* Your task
Below are some entries. Copy each line that holds the string "days".

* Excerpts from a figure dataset

——————

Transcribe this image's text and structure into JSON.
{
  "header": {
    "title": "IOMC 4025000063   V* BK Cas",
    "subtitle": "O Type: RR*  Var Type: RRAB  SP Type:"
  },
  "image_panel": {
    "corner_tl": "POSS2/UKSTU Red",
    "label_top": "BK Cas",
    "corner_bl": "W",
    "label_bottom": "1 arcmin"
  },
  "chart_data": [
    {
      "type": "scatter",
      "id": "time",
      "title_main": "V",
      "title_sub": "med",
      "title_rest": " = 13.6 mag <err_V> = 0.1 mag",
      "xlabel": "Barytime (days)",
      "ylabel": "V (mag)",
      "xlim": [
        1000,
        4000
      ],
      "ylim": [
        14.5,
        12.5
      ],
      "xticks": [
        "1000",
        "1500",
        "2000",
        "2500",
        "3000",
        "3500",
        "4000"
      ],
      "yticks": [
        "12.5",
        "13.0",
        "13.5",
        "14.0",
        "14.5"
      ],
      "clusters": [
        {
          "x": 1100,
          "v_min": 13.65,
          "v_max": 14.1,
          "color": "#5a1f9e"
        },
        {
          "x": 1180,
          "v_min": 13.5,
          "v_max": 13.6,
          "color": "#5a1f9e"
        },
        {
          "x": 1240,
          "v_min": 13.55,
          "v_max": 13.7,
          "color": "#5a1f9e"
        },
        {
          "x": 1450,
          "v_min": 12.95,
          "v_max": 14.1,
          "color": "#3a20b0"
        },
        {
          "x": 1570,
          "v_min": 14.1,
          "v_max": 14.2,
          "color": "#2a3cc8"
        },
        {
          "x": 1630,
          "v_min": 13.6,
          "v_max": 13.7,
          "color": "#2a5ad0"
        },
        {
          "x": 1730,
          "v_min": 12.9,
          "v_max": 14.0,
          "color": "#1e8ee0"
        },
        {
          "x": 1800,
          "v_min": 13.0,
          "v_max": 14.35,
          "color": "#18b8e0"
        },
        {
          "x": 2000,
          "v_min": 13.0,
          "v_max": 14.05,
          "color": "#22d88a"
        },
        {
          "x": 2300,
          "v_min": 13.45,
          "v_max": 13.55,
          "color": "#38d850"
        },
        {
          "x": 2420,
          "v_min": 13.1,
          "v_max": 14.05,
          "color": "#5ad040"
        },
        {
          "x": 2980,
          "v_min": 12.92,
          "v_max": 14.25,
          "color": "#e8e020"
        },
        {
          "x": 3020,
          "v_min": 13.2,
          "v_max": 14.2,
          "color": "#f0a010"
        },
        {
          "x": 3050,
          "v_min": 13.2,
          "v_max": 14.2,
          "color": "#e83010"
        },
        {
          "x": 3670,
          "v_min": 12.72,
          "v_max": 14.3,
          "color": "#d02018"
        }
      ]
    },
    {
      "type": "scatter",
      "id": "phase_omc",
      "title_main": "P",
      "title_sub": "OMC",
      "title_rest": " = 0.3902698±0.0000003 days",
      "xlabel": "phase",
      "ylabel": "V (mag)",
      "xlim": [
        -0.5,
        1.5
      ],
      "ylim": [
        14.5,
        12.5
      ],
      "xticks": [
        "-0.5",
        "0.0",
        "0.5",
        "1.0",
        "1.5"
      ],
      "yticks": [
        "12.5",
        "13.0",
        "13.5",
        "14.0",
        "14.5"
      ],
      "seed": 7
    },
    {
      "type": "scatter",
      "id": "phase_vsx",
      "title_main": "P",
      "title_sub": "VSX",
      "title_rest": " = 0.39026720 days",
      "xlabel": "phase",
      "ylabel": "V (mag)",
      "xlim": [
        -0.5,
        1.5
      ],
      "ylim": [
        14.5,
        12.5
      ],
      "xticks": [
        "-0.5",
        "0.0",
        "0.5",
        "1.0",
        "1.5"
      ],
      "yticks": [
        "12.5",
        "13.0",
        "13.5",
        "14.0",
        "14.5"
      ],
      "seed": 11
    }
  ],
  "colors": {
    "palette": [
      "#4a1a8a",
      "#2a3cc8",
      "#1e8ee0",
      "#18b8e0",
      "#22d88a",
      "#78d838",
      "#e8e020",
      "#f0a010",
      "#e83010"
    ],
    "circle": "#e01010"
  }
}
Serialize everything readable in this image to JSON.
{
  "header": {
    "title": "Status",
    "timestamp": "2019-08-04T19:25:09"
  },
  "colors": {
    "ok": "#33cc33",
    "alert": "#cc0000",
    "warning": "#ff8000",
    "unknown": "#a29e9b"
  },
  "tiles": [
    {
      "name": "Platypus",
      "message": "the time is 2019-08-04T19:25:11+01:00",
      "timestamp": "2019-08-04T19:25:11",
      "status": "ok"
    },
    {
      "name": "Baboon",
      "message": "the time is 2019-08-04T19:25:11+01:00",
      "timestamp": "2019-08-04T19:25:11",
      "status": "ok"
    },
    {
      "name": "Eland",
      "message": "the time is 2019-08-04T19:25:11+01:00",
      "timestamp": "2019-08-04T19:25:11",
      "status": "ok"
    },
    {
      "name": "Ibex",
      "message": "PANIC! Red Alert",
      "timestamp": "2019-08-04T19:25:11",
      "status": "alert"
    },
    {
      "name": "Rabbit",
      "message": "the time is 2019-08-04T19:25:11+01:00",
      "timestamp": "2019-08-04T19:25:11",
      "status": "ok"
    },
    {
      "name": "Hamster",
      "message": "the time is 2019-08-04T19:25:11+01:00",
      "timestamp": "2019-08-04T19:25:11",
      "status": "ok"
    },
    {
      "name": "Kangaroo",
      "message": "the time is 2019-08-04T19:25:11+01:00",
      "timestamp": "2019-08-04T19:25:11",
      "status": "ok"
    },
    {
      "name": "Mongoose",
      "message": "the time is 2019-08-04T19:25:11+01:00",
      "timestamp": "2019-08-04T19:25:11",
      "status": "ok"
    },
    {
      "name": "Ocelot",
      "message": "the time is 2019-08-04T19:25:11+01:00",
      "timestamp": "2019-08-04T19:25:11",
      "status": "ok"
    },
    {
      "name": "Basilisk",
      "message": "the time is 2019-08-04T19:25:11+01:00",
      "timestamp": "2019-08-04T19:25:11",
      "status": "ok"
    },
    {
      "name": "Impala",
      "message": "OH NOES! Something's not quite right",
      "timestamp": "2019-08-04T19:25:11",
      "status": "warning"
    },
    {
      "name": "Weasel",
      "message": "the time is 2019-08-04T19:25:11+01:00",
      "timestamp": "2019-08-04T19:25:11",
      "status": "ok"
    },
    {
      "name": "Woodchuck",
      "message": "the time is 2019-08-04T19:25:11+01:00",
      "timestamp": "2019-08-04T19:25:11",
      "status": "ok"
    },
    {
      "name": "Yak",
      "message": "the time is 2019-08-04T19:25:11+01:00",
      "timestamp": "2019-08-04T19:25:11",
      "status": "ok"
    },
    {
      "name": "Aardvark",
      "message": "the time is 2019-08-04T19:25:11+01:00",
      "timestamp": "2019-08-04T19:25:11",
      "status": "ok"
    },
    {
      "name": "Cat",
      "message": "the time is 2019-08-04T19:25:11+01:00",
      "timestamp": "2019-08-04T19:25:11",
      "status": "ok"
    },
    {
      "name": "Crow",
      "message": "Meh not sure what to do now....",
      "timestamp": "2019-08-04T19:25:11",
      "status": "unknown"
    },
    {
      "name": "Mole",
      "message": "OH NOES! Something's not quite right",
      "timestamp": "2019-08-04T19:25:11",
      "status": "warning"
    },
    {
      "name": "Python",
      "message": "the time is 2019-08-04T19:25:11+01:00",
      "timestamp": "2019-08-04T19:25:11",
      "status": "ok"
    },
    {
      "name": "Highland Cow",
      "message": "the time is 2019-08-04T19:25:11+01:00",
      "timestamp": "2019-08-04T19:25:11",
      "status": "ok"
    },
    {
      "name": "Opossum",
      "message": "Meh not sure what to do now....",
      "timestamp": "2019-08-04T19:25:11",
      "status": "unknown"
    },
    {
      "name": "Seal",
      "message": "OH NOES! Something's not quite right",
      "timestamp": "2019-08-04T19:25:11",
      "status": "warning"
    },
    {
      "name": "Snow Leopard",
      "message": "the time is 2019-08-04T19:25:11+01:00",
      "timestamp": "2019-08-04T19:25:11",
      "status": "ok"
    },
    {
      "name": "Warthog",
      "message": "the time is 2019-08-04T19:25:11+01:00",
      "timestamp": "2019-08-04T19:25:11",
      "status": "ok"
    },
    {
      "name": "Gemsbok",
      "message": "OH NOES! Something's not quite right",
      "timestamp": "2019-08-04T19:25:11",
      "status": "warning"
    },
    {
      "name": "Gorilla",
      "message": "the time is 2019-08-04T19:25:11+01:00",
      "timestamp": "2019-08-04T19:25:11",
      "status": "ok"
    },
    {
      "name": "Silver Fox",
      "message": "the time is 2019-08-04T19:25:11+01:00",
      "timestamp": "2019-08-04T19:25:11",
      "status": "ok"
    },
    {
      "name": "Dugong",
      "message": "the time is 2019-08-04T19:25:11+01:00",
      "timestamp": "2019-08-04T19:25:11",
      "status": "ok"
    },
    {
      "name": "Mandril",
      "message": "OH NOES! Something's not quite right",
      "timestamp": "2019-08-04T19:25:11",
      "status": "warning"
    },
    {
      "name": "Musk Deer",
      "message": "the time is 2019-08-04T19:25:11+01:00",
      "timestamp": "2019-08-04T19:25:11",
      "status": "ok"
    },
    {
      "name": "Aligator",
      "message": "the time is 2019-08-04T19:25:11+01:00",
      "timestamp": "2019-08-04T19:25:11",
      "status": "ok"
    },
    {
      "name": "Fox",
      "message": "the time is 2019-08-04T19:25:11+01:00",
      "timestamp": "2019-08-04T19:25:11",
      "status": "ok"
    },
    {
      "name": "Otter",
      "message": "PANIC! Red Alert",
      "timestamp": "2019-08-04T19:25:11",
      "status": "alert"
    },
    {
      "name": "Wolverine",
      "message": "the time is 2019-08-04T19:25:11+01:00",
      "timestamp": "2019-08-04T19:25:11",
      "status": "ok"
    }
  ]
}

——————

* Response below
      "xlabel": "Barytime (days)",
      "title_rest": " = 0.3902698±0.0000003 days",
      "title_rest": " = 0.39026720 days",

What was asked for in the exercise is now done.